▸ PROMPT
Transcribe the full listing exactly, and drop every picture.

▸ AVAILABLE RECORDS
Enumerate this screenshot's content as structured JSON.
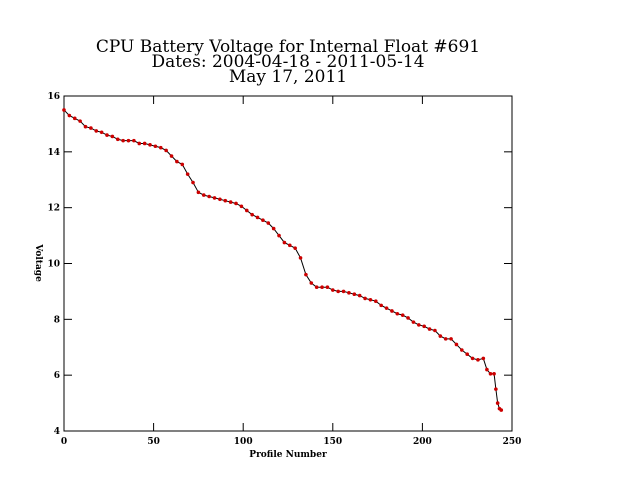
{
  "chart_data": {
    "type": "line",
    "title": "CPU Battery Voltage for Internal Float #691",
    "subtitle": "Dates:  2004-04-18 -  2011-05-14",
    "date": "May 17, 2011",
    "xlabel": "Profile Number",
    "ylabel": "Voltage",
    "xlim": [
      0,
      250
    ],
    "xticks": [
      0,
      50,
      100,
      150,
      200,
      250
    ],
    "ylim": [
      4,
      16
    ],
    "yticks": [
      4,
      6,
      8,
      10,
      12,
      14,
      16
    ],
    "line_color": "#000000",
    "marker_color": "#cc0000",
    "x": [
      0,
      3,
      6,
      9,
      12,
      15,
      18,
      21,
      24,
      27,
      30,
      33,
      36,
      39,
      42,
      45,
      48,
      51,
      54,
      57,
      60,
      63,
      66,
      69,
      72,
      75,
      78,
      81,
      84,
      87,
      90,
      93,
      96,
      99,
      102,
      105,
      108,
      111,
      114,
      117,
      120,
      123,
      126,
      129,
      132,
      135,
      138,
      141,
      144,
      147,
      150,
      153,
      156,
      159,
      162,
      165,
      168,
      171,
      174,
      177,
      180,
      183,
      186,
      189,
      192,
      195,
      198,
      201,
      204,
      207,
      210,
      213,
      216,
      219,
      222,
      225,
      228,
      231,
      234,
      236,
      238,
      240,
      241,
      242,
      243,
      244
    ],
    "values": [
      15.5,
      15.3,
      15.2,
      15.1,
      14.9,
      14.85,
      14.75,
      14.7,
      14.6,
      14.55,
      14.45,
      14.4,
      14.4,
      14.4,
      14.3,
      14.3,
      14.25,
      14.2,
      14.15,
      14.05,
      13.85,
      13.65,
      13.55,
      13.2,
      12.9,
      12.55,
      12.45,
      12.4,
      12.35,
      12.3,
      12.25,
      12.2,
      12.15,
      12.05,
      11.9,
      11.75,
      11.65,
      11.55,
      11.45,
      11.25,
      11.0,
      10.75,
      10.65,
      10.55,
      10.2,
      9.6,
      9.3,
      9.15,
      9.15,
      9.15,
      9.05,
      9.0,
      9.0,
      8.95,
      8.9,
      8.85,
      8.75,
      8.7,
      8.65,
      8.5,
      8.4,
      8.3,
      8.2,
      8.15,
      8.05,
      7.9,
      7.8,
      7.75,
      7.65,
      7.6,
      7.4,
      7.3,
      7.3,
      7.1,
      6.9,
      6.75,
      6.6,
      6.55,
      6.6,
      6.2,
      6.05,
      6.05,
      5.5,
      5.0,
      4.8,
      4.75
    ]
  }
}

▸ RESPONSE TO THE EXERCISE
Enumerate this screenshot's content as structured JSON.
{
  "chart_data": {
    "type": "line",
    "title": "CPU Battery Voltage for Internal Float #691",
    "subtitle": "Dates:  2004-04-18 -  2011-05-14",
    "date": "May 17, 2011",
    "xlabel": "Profile Number",
    "ylabel": "Voltage",
    "xlim": [
      0,
      250
    ],
    "xticks": [
      0,
      50,
      100,
      150,
      200,
      250
    ],
    "ylim": [
      4,
      16
    ],
    "yticks": [
      4,
      6,
      8,
      10,
      12,
      14,
      16
    ],
    "line_color": "#000000",
    "marker_color": "#cc0000",
    "x": [
      0,
      3,
      6,
      9,
      12,
      15,
      18,
      21,
      24,
      27,
      30,
      33,
      36,
      39,
      42,
      45,
      48,
      51,
      54,
      57,
      60,
      63,
      66,
      69,
      72,
      75,
      78,
      81,
      84,
      87,
      90,
      93,
      96,
      99,
      102,
      105,
      108,
      111,
      114,
      117,
      120,
      123,
      126,
      129,
      132,
      135,
      138,
      141,
      144,
      147,
      150,
      153,
      156,
      159,
      162,
      165,
      168,
      171,
      174,
      177,
      180,
      183,
      186,
      189,
      192,
      195,
      198,
      201,
      204,
      207,
      210,
      213,
      216,
      219,
      222,
      225,
      228,
      231,
      234,
      236,
      238,
      240,
      241,
      242,
      243,
      244
    ],
    "values": [
      15.5,
      15.3,
      15.2,
      15.1,
      14.9,
      14.85,
      14.75,
      14.7,
      14.6,
      14.55,
      14.45,
      14.4,
      14.4,
      14.4,
      14.3,
      14.3,
      14.25,
      14.2,
      14.15,
      14.05,
      13.85,
      13.65,
      13.55,
      13.2,
      12.9,
      12.55,
      12.45,
      12.4,
      12.35,
      12.3,
      12.25,
      12.2,
      12.15,
      12.05,
      11.9,
      11.75,
      11.65,
      11.55,
      11.45,
      11.25,
      11.0,
      10.75,
      10.65,
      10.55,
      10.2,
      9.6,
      9.3,
      9.15,
      9.15,
      9.15,
      9.05,
      9.0,
      9.0,
      8.95,
      8.9,
      8.85,
      8.75,
      8.7,
      8.65,
      8.5,
      8.4,
      8.3,
      8.2,
      8.15,
      8.05,
      7.9,
      7.8,
      7.75,
      7.65,
      7.6,
      7.4,
      7.3,
      7.3,
      7.1,
      6.9,
      6.75,
      6.6,
      6.55,
      6.6,
      6.2,
      6.05,
      6.05,
      5.5,
      5.0,
      4.8,
      4.75
    ]
  }
}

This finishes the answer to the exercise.